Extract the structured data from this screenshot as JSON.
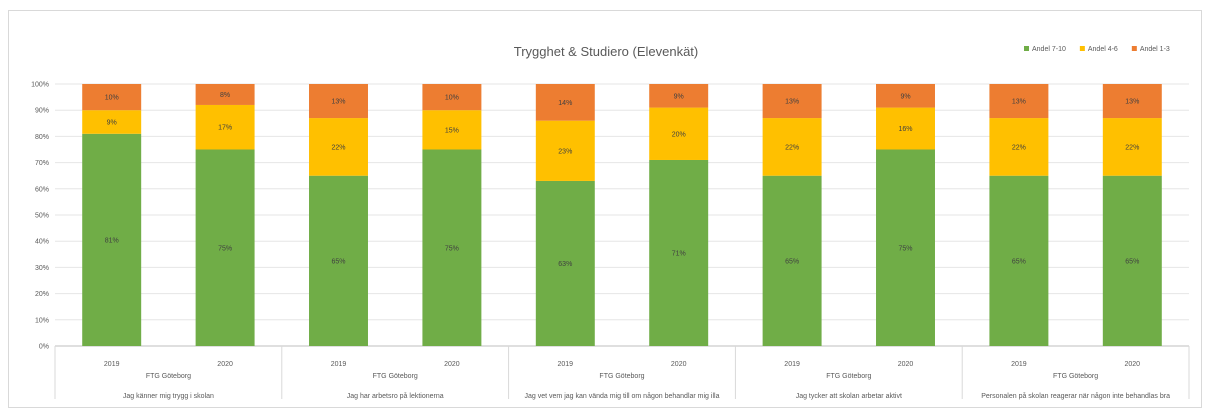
{
  "chart_data": {
    "type": "bar",
    "stacked": true,
    "title": "Trygghet & Studiero (Elevenkät)",
    "legend": {
      "position": "top-right"
    },
    "grid": true,
    "ylim": [
      0,
      100
    ],
    "yticks": [
      "0%",
      "10%",
      "20%",
      "30%",
      "40%",
      "50%",
      "60%",
      "70%",
      "80%",
      "90%",
      "100%"
    ],
    "categories": [
      "2019",
      "2020",
      "2019",
      "2020",
      "2019",
      "2020",
      "2019",
      "2020",
      "2019",
      "2020"
    ],
    "groups": [
      {
        "org": "FTG Göteborg",
        "label": "Jag känner mig trygg i skolan",
        "span": 2
      },
      {
        "org": "FTG Göteborg",
        "label": "Jag har arbetsro på lektionerna",
        "span": 2
      },
      {
        "org": "FTG Göteborg",
        "label": "Jag vet vem jag kan vända mig till om någon behandlar mig illa",
        "span": 2
      },
      {
        "org": "FTG Göteborg",
        "label": "Jag tycker att skolan arbetar aktivt",
        "span": 2
      },
      {
        "org": "FTG Göteborg",
        "label": "Personalen på skolan reagerar när någon inte behandlas bra",
        "span": 2
      }
    ],
    "series": [
      {
        "name": "Andel 7-10",
        "color": "#70ad47",
        "values": [
          81,
          75,
          65,
          75,
          63,
          71,
          65,
          75,
          65,
          65
        ]
      },
      {
        "name": "Andel 4-6",
        "color": "#ffc000",
        "values": [
          9,
          17,
          22,
          15,
          23,
          20,
          22,
          16,
          22,
          22
        ]
      },
      {
        "name": "Andel 1-3",
        "color": "#ed7d31",
        "values": [
          10,
          8,
          13,
          10,
          14,
          9,
          13,
          9,
          13,
          13
        ]
      }
    ]
  }
}
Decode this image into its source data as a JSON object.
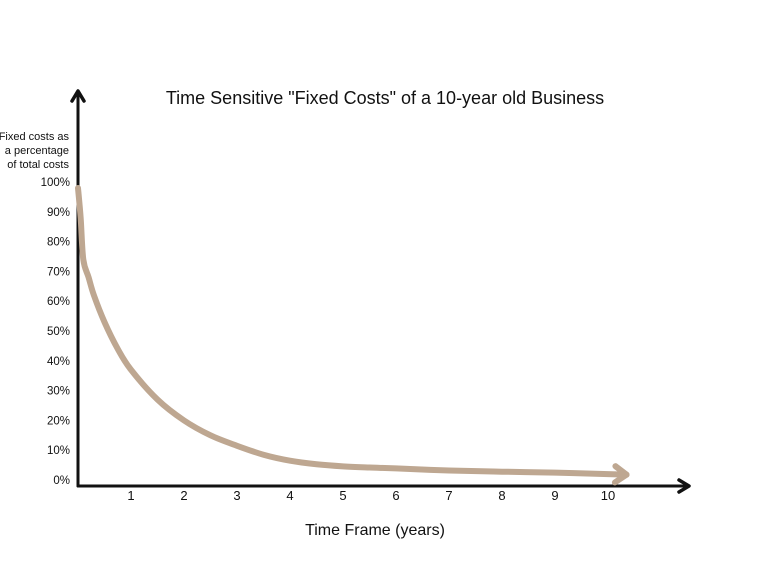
{
  "chart_data": {
    "type": "line",
    "title": "Time Sensitive \"Fixed Costs\" of a 10-year old Business",
    "ylabel_lines": [
      "Fixed costs as",
      "a percentage",
      "of total costs"
    ],
    "xlabel": "Time Frame (years)",
    "xlim": [
      0,
      10.5
    ],
    "ylim": [
      0,
      100
    ],
    "x_ticks": [
      "1",
      "2",
      "3",
      "4",
      "5",
      "6",
      "7",
      "8",
      "9",
      "10"
    ],
    "y_ticks": [
      "0%",
      "10%",
      "20%",
      "30%",
      "40%",
      "50%",
      "60%",
      "70%",
      "80%",
      "90%",
      "100%"
    ],
    "series": [
      {
        "x": [
          0,
          0.05,
          0.1,
          0.2,
          0.3,
          0.5,
          0.75,
          1,
          1.5,
          2,
          2.5,
          3,
          3.5,
          4,
          4.5,
          5,
          5.5,
          6,
          7,
          8,
          9,
          10,
          10.35
        ],
        "y": [
          100,
          90,
          76,
          70,
          64,
          55,
          46,
          39,
          29,
          22,
          17,
          13.5,
          10.5,
          8.5,
          7.3,
          6.6,
          6.2,
          5.9,
          5.2,
          4.8,
          4.5,
          4,
          3.8
        ],
        "color": "#bea791"
      }
    ],
    "grid": false,
    "legend": "none"
  },
  "colors": {
    "axis": "#111111",
    "curve": "#bea791"
  }
}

____________________

● **Exercise**: Report only how many lines in the listing contain the string "Fixed".

● **Exercise solution**: 2